Description of the task: Output all of the data below exactly as given.

Available records:

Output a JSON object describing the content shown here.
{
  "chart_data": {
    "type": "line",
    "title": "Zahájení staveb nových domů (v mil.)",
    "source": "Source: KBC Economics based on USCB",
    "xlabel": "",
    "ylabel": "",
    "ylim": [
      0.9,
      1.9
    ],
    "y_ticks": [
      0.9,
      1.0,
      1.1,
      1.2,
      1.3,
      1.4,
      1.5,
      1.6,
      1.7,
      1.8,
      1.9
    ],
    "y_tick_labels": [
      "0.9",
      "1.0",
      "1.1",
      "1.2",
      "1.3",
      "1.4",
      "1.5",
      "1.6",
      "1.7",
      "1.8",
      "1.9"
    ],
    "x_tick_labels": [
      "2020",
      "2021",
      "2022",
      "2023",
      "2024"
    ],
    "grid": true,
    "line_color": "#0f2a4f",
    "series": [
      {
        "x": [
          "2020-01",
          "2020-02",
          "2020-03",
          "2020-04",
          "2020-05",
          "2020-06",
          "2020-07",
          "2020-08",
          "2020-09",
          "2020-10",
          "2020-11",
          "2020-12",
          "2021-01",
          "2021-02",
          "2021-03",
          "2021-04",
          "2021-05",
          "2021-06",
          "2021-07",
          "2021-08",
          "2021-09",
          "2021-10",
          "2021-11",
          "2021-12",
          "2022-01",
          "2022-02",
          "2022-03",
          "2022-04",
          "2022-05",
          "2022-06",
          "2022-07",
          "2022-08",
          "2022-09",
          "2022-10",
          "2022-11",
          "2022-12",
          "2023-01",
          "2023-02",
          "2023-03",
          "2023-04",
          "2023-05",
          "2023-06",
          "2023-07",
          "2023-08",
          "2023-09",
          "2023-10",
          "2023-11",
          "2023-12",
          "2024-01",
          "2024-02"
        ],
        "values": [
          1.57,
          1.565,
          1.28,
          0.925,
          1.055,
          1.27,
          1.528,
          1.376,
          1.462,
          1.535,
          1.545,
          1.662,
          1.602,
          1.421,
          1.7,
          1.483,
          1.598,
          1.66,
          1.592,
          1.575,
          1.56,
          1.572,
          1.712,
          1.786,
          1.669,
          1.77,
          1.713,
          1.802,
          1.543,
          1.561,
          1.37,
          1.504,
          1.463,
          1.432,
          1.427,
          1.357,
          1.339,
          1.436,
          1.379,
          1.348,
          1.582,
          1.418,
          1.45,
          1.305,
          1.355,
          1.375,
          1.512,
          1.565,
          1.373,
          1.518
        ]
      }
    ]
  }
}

Result for this exercise:
Output a JSON object describing the content shown here.
{
  "chart_data": {
    "type": "line",
    "title": "Zahájení staveb nových domů (v mil.)",
    "source": "Source: KBC Economics based on USCB",
    "xlabel": "",
    "ylabel": "",
    "ylim": [
      0.9,
      1.9
    ],
    "y_ticks": [
      0.9,
      1.0,
      1.1,
      1.2,
      1.3,
      1.4,
      1.5,
      1.6,
      1.7,
      1.8,
      1.9
    ],
    "y_tick_labels": [
      "0.9",
      "1.0",
      "1.1",
      "1.2",
      "1.3",
      "1.4",
      "1.5",
      "1.6",
      "1.7",
      "1.8",
      "1.9"
    ],
    "x_tick_labels": [
      "2020",
      "2021",
      "2022",
      "2023",
      "2024"
    ],
    "grid": true,
    "line_color": "#0f2a4f",
    "series": [
      {
        "x": [
          "2020-01",
          "2020-02",
          "2020-03",
          "2020-04",
          "2020-05",
          "2020-06",
          "2020-07",
          "2020-08",
          "2020-09",
          "2020-10",
          "2020-11",
          "2020-12",
          "2021-01",
          "2021-02",
          "2021-03",
          "2021-04",
          "2021-05",
          "2021-06",
          "2021-07",
          "2021-08",
          "2021-09",
          "2021-10",
          "2021-11",
          "2021-12",
          "2022-01",
          "2022-02",
          "2022-03",
          "2022-04",
          "2022-05",
          "2022-06",
          "2022-07",
          "2022-08",
          "2022-09",
          "2022-10",
          "2022-11",
          "2022-12",
          "2023-01",
          "2023-02",
          "2023-03",
          "2023-04",
          "2023-05",
          "2023-06",
          "2023-07",
          "2023-08",
          "2023-09",
          "2023-10",
          "2023-11",
          "2023-12",
          "2024-01",
          "2024-02"
        ],
        "values": [
          1.57,
          1.565,
          1.28,
          0.925,
          1.055,
          1.27,
          1.528,
          1.376,
          1.462,
          1.535,
          1.545,
          1.662,
          1.602,
          1.421,
          1.7,
          1.483,
          1.598,
          1.66,
          1.592,
          1.575,
          1.56,
          1.572,
          1.712,
          1.786,
          1.669,
          1.77,
          1.713,
          1.802,
          1.543,
          1.561,
          1.37,
          1.504,
          1.463,
          1.432,
          1.427,
          1.357,
          1.339,
          1.436,
          1.379,
          1.348,
          1.582,
          1.418,
          1.45,
          1.305,
          1.355,
          1.375,
          1.512,
          1.565,
          1.373,
          1.518
        ]
      }
    ]
  }
}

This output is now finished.